Job ▸ Provide an exact transcription of all the records.

Exercise materials ▸
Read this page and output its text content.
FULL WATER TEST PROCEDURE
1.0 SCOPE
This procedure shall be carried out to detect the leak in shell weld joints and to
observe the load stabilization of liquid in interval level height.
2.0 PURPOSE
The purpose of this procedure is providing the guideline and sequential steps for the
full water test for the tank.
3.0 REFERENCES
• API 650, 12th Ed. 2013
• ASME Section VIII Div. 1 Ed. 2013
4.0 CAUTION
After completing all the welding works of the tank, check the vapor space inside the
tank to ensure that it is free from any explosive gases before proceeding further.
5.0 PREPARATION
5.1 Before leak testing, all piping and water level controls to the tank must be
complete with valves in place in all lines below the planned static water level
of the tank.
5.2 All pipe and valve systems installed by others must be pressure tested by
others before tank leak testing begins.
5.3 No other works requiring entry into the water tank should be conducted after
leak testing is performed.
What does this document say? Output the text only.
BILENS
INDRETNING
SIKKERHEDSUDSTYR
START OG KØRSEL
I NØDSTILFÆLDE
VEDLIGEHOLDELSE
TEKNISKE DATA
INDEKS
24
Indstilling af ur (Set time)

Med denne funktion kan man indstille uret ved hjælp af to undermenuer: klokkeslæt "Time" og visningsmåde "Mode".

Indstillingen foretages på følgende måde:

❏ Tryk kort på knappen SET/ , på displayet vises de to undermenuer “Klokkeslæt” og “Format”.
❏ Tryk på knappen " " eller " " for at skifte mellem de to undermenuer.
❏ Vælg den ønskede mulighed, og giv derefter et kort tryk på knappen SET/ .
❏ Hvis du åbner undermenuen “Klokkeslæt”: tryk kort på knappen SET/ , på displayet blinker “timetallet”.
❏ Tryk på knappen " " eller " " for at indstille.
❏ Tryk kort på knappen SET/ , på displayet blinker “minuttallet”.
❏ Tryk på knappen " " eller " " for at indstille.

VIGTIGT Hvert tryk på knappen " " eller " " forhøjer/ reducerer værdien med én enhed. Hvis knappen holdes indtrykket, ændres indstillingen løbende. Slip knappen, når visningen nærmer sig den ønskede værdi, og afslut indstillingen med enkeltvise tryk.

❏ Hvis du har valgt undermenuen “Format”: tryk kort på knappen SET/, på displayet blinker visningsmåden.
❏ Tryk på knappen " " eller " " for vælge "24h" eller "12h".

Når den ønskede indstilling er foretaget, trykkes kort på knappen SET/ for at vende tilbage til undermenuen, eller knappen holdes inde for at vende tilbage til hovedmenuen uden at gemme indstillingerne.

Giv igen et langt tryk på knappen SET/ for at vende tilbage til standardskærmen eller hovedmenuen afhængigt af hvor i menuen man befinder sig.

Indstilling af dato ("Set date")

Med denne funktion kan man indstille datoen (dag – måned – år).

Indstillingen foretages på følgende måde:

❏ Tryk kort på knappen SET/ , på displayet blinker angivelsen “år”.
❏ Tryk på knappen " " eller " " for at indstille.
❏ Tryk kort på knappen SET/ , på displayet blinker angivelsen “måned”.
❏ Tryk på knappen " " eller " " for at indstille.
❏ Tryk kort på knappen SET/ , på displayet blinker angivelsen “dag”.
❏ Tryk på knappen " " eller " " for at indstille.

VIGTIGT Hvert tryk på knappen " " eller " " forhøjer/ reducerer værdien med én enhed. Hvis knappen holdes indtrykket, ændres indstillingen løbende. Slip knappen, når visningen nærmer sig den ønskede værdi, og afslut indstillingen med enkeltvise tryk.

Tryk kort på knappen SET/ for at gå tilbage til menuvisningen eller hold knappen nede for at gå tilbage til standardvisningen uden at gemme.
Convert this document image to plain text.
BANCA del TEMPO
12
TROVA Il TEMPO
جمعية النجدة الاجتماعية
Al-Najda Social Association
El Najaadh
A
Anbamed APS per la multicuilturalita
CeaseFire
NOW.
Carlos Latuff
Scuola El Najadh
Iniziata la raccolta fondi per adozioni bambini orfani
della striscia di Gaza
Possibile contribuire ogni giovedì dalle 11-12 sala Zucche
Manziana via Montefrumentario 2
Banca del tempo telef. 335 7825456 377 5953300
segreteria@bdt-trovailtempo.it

Response to this exercise ▸
Read this page and output its text content.
FULL WATER TEST PROCEDURE
1.0 SCOPE
This procedure shall be carried out to detect the leak in shell weld joints and to
observe the load stabilization of liquid in interval level height.
2.0 PURPOSE
The purpose of this procedure is providing the guideline and sequential steps for the
full water test for the tank.
3.0 REFERENCES
• API 650, 12th Ed. 2013
• ASME Section VIII Div. 1 Ed. 2013
4.0 CAUTION
After completing all the welding works of the tank, check the vapor space inside the
tank to ensure that it is free from any explosive gases before proceeding further.
5.0 PREPARATION
5.1 Before leak testing, all piping and water level controls to the tank must be
complete with valves in place in all lines below the planned static water level
of the tank.
5.2 All pipe and valve systems installed by others must be pressure tested by
others before tank leak testing begins.
5.3 No other works requiring entry into the water tank should be conducted after
leak testing is performed.
What does this document say? Output the text only.
BILENS
INDRETNING
SIKKERHEDSUDSTYR
START OG KØRSEL
I NØDSTILFÆLDE
VEDLIGEHOLDELSE
TEKNISKE DATA
INDEKS
24
Indstilling af ur (Set time)

Med denne funktion kan man indstille uret ved hjælp af to undermenuer: klokkeslæt "Time" og visningsmåde "Mode".

Indstillingen foretages på følgende måde:

❏ Tryk kort på knappen SET/ , på displayet vises de to undermenuer “Klokkeslæt” og “Format”.
❏ Tryk på knappen " " eller " " for at skifte mellem de to undermenuer.
❏ Vælg den ønskede mulighed, og giv derefter et kort tryk på knappen SET/ .
❏ Hvis du åbner undermenuen “Klokkeslæt”: tryk kort på knappen SET/ , på displayet blinker “timetallet”.
❏ Tryk på knappen " " eller " " for at indstille.
❏ Tryk kort på knappen SET/ , på displayet blinker “minuttallet”.
❏ Tryk på knappen " " eller " " for at indstille.

VIGTIGT Hvert tryk på knappen " " eller " " forhøjer/ reducerer værdien med én enhed. Hvis knappen holdes indtrykket, ændres indstillingen løbende. Slip knappen, når visningen nærmer sig den ønskede værdi, og afslut indstillingen med enkeltvise tryk.

❏ Hvis du har valgt undermenuen “Format”: tryk kort på knappen SET/, på displayet blinker visningsmåden.
❏ Tryk på knappen " " eller " " for vælge "24h" eller "12h".

Når den ønskede indstilling er foretaget, trykkes kort på knappen SET/ for at vende tilbage til undermenuen, eller knappen holdes inde for at vende tilbage til hovedmenuen uden at gemme indstillingerne.

Giv igen et langt tryk på knappen SET/ for at vende tilbage til standardskærmen eller hovedmenuen afhængigt af hvor i menuen man befinder sig.

Indstilling af dato ("Set date")

Med denne funktion kan man indstille datoen (dag – måned – år).

Indstillingen foretages på følgende måde:

❏ Tryk kort på knappen SET/ , på displayet blinker angivelsen “år”.
❏ Tryk på knappen " " eller " " for at indstille.
❏ Tryk kort på knappen SET/ , på displayet blinker angivelsen “måned”.
❏ Tryk på knappen " " eller " " for at indstille.
❏ Tryk kort på knappen SET/ , på displayet blinker angivelsen “dag”.
❏ Tryk på knappen " " eller " " for at indstille.

VIGTIGT Hvert tryk på knappen " " eller " " forhøjer/ reducerer værdien med én enhed. Hvis knappen holdes indtrykket, ændres indstillingen løbende. Slip knappen, når visningen nærmer sig den ønskede værdi, og afslut indstillingen med enkeltvise tryk.

Tryk kort på knappen SET/ for at gå tilbage til menuvisningen eller hold knappen nede for at gå tilbage til standardvisningen uden at gemme.
Convert this document image to plain text.
BANCA del TEMPO
12
TROVA Il TEMPO
جمعية النجدة الاجتماعية
Al-Najda Social Association
El Najaadh
A
Anbamed APS per la multicuilturalita
CeaseFire
NOW.
Carlos Latuff
Scuola El Najadh
Iniziata la raccolta fondi per adozioni bambini orfani
della striscia di Gaza
Possibile contribuire ogni giovedì dalle 11-12 sala Zucche
Manziana via Montefrumentario 2
Banca del tempo telef. 335 7825456 377 5953300
segreteria@bdt-trovailtempo.it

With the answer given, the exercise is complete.